▶ **TASK DETAILS**
Find each line holding "JSON" and copy it out.

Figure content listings
⟨

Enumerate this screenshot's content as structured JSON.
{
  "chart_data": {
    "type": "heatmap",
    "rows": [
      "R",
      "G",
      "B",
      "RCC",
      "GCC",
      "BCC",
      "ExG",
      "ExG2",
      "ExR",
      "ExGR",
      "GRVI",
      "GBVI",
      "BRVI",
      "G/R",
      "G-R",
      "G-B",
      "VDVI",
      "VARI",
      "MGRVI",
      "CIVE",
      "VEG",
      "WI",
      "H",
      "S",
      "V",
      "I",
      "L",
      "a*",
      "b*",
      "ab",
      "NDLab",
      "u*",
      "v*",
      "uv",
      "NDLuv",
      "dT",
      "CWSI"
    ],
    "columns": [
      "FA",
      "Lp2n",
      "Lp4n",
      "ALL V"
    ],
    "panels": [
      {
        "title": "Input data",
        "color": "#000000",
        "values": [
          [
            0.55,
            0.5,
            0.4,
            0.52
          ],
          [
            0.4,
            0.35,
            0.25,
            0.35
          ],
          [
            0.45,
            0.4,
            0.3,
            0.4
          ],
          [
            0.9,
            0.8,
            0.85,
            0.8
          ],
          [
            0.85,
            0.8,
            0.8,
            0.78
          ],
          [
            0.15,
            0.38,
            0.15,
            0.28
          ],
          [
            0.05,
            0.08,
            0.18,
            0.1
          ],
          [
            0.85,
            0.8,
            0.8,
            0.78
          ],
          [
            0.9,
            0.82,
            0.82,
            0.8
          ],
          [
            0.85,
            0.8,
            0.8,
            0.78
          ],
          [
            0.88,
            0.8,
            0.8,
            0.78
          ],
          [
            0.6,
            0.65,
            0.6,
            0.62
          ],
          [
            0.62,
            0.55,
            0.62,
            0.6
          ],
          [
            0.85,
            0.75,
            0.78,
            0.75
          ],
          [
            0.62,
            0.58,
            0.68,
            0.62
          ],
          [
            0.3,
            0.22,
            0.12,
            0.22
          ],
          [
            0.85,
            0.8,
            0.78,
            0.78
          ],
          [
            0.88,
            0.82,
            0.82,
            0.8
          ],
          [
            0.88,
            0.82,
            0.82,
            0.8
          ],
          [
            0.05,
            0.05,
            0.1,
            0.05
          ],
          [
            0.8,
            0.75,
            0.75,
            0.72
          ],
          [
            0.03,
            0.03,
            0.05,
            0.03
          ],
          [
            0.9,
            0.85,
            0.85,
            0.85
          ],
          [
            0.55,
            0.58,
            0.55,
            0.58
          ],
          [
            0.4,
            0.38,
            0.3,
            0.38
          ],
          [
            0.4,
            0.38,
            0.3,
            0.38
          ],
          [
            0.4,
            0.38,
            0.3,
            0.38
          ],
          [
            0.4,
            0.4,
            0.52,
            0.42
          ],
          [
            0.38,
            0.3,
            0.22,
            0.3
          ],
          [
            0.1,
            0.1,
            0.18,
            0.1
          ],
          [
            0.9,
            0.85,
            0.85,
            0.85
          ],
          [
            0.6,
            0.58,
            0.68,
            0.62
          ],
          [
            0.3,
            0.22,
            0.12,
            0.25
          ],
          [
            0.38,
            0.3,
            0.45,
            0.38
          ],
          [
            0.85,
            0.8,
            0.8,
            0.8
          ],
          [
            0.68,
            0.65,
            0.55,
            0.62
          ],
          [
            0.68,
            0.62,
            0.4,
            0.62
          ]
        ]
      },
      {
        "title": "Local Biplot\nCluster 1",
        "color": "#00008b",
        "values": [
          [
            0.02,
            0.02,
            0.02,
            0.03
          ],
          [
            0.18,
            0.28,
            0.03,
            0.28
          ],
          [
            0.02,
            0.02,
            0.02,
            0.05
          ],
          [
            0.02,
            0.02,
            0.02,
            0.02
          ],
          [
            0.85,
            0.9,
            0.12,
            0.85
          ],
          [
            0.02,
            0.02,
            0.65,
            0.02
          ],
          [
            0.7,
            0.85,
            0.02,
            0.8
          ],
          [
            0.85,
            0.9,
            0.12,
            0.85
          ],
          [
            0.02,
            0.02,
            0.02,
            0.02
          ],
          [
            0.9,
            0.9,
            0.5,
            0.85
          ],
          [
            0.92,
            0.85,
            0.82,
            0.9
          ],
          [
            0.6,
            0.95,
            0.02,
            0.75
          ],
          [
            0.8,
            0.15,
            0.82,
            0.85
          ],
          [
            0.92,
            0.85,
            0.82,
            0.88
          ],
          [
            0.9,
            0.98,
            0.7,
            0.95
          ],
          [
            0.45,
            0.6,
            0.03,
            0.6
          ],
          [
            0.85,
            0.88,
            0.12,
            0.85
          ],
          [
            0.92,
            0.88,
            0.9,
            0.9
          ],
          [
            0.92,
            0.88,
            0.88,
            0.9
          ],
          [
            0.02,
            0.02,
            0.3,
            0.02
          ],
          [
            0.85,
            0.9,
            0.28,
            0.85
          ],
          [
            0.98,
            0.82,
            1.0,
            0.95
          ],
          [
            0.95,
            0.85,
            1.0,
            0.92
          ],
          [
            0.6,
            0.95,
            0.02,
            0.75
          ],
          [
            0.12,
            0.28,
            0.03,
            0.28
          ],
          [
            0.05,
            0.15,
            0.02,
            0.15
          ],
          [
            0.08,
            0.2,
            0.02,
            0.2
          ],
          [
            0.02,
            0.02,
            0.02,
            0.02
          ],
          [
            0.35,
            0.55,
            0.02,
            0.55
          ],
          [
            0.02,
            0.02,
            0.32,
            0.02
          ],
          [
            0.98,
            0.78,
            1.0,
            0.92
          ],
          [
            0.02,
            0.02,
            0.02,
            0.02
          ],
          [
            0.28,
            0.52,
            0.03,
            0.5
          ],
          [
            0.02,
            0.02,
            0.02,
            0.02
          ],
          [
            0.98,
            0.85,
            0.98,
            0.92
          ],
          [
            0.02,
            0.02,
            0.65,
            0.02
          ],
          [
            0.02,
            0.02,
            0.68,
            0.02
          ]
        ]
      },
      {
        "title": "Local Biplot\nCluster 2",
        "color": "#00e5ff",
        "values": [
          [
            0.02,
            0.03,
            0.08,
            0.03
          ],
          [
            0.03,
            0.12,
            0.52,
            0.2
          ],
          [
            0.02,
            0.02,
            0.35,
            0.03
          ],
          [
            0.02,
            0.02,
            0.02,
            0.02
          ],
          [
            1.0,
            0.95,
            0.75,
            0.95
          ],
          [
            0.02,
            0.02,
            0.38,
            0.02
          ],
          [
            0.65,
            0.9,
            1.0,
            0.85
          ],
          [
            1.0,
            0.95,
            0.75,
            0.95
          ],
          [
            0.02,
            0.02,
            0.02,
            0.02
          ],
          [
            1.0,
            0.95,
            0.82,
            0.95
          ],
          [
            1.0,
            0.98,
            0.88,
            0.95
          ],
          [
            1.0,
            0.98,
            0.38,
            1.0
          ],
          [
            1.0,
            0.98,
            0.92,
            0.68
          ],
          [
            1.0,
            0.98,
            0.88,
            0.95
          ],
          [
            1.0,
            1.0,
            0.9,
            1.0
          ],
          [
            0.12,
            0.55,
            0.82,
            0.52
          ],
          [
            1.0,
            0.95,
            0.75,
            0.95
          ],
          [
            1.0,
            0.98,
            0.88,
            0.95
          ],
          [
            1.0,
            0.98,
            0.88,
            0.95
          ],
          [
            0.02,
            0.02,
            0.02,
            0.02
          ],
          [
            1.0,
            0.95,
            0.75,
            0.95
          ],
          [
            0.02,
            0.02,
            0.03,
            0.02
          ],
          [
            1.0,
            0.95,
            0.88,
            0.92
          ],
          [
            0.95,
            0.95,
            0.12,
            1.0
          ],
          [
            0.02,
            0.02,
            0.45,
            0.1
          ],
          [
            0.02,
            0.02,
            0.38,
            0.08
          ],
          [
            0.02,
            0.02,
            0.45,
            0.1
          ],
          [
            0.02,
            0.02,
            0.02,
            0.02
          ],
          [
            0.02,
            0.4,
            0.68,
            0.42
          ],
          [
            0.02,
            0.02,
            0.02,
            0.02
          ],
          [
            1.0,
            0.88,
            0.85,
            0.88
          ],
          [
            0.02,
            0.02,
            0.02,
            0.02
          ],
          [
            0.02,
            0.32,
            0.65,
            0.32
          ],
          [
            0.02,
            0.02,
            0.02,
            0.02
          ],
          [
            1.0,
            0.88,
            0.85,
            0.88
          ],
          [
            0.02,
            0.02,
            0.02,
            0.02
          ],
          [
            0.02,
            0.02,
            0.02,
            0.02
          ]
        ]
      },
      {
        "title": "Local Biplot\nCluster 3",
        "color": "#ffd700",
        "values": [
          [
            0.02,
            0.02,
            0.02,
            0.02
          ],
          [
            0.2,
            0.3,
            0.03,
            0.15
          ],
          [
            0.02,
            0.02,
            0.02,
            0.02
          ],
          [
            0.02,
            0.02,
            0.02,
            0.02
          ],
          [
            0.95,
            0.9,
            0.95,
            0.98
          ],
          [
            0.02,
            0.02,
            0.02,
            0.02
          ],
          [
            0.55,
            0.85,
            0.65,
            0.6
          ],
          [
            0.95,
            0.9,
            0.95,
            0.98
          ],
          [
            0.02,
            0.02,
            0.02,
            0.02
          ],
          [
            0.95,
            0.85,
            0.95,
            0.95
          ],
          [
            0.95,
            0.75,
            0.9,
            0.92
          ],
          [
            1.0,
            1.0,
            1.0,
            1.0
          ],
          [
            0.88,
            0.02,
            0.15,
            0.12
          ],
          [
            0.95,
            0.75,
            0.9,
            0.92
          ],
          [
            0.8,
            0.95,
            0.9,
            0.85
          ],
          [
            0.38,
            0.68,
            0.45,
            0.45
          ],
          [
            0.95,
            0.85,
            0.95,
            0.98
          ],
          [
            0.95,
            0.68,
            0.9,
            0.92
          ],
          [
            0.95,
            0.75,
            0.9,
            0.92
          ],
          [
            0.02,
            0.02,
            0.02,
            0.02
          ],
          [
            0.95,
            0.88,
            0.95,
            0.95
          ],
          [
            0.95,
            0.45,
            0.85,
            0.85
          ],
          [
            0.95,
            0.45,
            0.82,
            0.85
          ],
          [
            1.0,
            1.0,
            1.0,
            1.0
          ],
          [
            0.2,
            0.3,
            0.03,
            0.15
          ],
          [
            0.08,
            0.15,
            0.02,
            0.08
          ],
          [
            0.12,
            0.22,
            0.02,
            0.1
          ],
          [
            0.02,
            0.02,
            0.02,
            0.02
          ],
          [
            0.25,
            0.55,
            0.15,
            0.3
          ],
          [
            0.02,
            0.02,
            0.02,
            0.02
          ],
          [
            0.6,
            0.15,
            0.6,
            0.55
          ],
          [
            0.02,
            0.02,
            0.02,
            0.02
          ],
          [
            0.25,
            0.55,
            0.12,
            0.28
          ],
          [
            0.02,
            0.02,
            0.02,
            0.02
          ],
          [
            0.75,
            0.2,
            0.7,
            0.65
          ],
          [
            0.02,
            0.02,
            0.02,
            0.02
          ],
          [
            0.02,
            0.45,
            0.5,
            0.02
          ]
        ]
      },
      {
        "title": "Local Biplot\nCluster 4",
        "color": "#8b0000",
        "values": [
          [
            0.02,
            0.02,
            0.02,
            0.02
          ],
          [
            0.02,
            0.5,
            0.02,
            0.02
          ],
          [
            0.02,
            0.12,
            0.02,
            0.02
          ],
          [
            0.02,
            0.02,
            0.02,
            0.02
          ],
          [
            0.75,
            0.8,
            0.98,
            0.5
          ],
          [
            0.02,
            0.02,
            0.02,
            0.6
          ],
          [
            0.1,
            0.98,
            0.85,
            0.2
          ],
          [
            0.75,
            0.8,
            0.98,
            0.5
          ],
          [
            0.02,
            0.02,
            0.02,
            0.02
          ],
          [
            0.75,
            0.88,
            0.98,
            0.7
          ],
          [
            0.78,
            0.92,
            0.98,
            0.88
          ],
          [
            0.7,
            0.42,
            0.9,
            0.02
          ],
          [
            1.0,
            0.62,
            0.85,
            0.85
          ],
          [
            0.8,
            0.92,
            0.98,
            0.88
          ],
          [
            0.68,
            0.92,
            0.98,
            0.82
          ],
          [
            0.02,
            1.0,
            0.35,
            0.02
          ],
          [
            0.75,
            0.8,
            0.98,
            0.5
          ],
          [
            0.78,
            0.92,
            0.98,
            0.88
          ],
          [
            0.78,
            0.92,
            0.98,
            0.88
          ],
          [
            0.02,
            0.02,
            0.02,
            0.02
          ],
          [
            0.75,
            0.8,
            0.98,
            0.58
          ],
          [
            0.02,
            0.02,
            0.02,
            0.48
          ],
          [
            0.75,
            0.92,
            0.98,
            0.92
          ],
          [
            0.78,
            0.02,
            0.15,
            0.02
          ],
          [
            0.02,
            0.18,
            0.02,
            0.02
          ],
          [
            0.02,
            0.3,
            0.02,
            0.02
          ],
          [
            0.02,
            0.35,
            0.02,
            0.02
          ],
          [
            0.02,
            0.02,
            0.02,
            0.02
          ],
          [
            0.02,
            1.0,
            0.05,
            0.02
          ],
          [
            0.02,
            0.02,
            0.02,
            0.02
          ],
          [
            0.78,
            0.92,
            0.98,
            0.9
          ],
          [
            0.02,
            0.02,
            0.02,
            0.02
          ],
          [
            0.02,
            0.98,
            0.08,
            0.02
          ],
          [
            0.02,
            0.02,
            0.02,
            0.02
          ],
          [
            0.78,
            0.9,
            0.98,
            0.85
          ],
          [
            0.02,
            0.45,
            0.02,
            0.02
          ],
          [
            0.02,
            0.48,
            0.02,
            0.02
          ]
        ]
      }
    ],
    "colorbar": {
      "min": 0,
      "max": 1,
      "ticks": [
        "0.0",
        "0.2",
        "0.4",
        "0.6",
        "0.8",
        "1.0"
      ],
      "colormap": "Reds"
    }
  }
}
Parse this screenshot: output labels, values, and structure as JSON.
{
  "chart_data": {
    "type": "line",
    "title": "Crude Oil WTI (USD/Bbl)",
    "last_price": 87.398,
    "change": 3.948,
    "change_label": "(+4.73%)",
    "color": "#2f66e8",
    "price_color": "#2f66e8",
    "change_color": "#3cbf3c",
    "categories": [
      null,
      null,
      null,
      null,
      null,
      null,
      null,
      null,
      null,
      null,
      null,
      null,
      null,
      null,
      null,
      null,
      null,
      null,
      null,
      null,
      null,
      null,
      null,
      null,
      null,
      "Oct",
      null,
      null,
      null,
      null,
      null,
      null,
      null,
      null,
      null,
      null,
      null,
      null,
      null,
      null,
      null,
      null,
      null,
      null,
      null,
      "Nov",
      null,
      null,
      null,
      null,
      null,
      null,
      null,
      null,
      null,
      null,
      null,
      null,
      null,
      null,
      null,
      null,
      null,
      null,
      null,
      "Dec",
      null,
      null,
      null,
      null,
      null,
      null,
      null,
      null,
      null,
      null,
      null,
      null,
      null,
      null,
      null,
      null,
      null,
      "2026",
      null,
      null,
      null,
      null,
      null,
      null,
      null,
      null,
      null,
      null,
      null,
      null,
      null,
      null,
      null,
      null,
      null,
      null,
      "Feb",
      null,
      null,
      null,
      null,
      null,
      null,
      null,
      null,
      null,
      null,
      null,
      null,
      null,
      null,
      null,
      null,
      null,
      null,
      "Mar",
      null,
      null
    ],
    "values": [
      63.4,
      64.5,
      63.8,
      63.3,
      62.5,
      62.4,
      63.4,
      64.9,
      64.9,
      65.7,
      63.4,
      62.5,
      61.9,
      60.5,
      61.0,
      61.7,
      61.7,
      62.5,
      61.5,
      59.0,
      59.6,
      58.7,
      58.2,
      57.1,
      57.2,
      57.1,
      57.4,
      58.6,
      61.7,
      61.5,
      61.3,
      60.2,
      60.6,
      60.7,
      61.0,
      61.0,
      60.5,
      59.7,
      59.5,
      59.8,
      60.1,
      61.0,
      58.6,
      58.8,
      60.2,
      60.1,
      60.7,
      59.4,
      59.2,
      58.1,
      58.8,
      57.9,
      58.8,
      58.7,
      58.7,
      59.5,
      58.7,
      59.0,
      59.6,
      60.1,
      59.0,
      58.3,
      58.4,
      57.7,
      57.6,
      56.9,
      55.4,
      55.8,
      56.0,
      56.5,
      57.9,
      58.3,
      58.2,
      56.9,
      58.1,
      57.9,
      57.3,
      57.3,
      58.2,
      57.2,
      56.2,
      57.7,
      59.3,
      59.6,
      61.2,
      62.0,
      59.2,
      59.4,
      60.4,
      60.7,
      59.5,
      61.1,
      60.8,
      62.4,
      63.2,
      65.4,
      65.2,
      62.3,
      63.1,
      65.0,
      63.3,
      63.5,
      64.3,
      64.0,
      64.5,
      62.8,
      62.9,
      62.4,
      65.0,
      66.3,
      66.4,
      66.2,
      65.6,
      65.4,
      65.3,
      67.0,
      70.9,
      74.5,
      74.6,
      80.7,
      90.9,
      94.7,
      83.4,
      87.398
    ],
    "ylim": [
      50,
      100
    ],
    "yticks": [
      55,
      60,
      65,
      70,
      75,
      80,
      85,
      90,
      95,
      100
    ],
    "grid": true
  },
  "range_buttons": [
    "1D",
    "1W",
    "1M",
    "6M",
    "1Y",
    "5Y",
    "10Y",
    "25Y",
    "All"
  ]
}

⟩

▶ **EXERCISE RESPONSE**
Enumerate this screenshot's content as structured JSON.
Parse this screenshot: output labels, values, and structure as JSON.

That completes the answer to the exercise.